- Written request:
Extract all lines in the data that contain the word "RADIUS".

- Listed records:
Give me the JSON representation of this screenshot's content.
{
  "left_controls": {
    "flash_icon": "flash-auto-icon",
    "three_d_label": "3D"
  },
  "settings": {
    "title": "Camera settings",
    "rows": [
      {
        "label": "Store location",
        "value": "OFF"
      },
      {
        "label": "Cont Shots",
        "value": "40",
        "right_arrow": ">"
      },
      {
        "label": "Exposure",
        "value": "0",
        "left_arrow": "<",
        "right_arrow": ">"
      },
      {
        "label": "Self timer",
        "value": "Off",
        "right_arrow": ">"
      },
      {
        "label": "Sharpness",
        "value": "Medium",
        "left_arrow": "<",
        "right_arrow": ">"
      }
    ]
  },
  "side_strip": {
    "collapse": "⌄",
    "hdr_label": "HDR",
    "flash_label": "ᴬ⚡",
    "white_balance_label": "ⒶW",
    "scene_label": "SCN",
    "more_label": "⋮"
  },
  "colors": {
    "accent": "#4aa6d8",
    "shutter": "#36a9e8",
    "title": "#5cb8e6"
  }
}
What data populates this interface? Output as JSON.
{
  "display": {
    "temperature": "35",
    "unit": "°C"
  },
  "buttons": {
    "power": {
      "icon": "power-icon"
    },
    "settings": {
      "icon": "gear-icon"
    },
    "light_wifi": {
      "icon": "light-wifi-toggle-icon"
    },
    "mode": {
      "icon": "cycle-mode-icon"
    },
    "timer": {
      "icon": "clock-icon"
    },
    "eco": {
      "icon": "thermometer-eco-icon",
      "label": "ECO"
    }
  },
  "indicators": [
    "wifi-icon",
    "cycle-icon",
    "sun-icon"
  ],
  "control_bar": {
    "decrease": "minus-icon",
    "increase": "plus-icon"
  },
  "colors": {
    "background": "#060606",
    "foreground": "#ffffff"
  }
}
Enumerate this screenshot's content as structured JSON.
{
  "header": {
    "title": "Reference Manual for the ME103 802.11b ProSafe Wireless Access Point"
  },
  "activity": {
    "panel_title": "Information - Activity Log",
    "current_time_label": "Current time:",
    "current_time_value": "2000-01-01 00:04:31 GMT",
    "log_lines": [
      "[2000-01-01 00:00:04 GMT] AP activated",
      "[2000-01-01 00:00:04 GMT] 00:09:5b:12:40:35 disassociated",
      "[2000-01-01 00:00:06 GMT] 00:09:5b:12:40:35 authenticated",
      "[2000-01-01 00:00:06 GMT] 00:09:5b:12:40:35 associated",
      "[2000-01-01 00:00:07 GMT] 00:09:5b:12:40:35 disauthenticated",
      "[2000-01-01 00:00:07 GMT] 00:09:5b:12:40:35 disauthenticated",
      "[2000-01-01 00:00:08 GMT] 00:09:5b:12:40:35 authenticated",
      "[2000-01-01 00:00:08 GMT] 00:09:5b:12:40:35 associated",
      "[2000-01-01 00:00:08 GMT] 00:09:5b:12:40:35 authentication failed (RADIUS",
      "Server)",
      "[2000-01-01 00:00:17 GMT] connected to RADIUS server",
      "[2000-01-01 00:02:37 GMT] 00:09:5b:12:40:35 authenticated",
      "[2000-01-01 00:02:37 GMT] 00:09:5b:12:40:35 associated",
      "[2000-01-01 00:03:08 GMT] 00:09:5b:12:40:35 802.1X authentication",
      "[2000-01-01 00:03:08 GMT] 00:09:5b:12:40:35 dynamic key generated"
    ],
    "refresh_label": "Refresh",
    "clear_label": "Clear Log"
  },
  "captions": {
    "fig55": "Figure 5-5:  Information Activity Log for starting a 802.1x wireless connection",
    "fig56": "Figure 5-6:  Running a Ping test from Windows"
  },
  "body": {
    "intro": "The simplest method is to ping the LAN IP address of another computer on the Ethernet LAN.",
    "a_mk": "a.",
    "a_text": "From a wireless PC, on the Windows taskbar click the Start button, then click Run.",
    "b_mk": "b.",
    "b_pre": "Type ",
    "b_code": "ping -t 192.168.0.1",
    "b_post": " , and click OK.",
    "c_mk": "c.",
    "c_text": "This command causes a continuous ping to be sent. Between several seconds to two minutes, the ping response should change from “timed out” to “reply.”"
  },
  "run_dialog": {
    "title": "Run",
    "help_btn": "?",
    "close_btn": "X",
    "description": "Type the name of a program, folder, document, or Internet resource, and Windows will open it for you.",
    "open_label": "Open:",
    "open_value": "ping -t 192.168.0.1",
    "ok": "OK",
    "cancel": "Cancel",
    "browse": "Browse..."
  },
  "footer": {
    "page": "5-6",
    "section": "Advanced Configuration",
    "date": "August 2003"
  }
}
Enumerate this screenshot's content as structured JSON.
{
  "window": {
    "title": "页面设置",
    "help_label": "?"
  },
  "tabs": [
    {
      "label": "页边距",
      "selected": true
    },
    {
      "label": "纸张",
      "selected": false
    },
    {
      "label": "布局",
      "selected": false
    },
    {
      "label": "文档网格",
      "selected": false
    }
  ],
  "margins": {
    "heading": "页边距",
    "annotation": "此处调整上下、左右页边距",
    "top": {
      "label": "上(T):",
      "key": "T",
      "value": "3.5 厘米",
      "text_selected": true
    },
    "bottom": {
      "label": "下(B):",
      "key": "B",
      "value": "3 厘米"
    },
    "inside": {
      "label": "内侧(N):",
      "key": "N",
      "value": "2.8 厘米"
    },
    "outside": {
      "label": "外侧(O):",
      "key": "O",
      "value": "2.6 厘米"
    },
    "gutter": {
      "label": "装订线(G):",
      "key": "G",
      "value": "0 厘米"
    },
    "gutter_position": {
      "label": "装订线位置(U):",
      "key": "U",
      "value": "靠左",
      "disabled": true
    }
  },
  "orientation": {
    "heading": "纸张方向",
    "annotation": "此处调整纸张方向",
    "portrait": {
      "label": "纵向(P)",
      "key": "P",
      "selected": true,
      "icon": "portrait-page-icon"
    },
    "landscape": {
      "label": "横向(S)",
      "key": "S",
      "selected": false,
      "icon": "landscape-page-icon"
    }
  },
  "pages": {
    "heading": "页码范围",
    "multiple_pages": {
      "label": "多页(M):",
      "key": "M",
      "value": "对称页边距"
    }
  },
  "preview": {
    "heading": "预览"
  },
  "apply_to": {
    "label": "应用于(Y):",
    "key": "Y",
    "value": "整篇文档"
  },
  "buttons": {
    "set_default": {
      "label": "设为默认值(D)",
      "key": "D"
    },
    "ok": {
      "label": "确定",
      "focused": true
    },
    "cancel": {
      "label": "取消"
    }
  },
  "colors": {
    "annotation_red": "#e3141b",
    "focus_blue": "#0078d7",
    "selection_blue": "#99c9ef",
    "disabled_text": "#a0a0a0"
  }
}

- The reply:
      "[2000-01-01 00:00:08 GMT] 00:09:5b:12:40:35 authentication failed (RADIUS",
      "[2000-01-01 00:00:17 GMT] connected to RADIUS server",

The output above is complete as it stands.